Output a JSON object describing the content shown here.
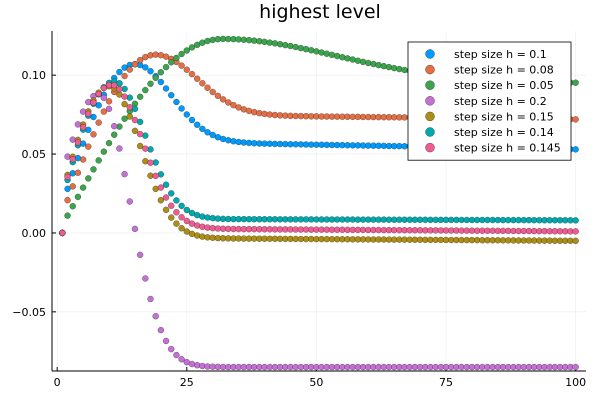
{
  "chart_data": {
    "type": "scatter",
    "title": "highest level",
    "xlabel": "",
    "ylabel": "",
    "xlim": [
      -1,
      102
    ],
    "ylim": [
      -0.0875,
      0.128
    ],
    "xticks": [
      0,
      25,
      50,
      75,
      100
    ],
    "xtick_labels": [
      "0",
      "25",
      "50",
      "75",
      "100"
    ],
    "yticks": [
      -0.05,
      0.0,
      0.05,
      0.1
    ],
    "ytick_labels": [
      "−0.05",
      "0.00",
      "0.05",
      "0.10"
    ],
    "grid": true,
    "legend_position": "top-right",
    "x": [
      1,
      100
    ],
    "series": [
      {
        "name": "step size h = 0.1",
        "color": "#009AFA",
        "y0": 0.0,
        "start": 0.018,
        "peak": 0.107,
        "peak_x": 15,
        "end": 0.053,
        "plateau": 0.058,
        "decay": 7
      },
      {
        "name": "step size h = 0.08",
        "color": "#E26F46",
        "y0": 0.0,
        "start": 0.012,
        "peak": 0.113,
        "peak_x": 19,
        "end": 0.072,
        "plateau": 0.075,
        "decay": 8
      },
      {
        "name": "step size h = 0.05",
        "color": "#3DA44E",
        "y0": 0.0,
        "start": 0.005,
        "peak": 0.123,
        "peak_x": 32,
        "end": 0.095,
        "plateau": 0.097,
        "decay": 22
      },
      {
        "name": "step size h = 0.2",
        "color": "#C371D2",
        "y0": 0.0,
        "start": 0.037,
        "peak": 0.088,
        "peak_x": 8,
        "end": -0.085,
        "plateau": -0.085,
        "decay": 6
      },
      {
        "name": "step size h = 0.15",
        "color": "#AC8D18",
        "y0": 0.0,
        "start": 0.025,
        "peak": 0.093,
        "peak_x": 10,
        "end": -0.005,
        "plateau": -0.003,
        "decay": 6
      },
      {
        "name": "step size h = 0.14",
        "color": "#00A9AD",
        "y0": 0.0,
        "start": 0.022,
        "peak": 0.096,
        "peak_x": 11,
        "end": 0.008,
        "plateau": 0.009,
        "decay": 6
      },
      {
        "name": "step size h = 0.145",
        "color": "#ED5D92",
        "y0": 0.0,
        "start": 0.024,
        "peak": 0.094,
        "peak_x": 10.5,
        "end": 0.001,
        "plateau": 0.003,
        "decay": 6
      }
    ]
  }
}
-------
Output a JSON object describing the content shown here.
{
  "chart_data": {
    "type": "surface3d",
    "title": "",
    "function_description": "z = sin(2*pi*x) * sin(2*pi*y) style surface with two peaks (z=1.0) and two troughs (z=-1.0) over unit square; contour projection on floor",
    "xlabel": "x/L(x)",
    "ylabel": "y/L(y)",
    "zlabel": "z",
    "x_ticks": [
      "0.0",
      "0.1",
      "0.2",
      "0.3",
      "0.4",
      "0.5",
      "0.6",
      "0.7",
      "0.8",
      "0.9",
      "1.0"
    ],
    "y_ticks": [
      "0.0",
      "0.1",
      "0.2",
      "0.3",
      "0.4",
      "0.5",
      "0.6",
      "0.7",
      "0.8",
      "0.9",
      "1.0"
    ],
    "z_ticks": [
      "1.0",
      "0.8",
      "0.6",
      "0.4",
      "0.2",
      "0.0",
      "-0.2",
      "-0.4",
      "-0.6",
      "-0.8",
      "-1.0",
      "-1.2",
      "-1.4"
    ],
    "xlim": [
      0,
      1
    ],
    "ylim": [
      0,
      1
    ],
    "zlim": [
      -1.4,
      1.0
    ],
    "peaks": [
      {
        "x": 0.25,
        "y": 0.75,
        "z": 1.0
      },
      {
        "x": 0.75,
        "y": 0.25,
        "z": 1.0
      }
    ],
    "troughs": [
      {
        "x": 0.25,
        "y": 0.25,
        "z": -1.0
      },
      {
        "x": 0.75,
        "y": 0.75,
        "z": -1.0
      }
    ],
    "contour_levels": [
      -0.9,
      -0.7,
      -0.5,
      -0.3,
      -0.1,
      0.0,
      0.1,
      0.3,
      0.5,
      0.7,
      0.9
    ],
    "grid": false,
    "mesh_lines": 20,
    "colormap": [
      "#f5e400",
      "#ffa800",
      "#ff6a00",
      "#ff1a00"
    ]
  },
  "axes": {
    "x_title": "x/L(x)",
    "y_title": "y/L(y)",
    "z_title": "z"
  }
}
-------
> **DO THIS**:
Say how many lines in this material hold "step", and say nothing else.

> **RESULT OF THE TASK**:
7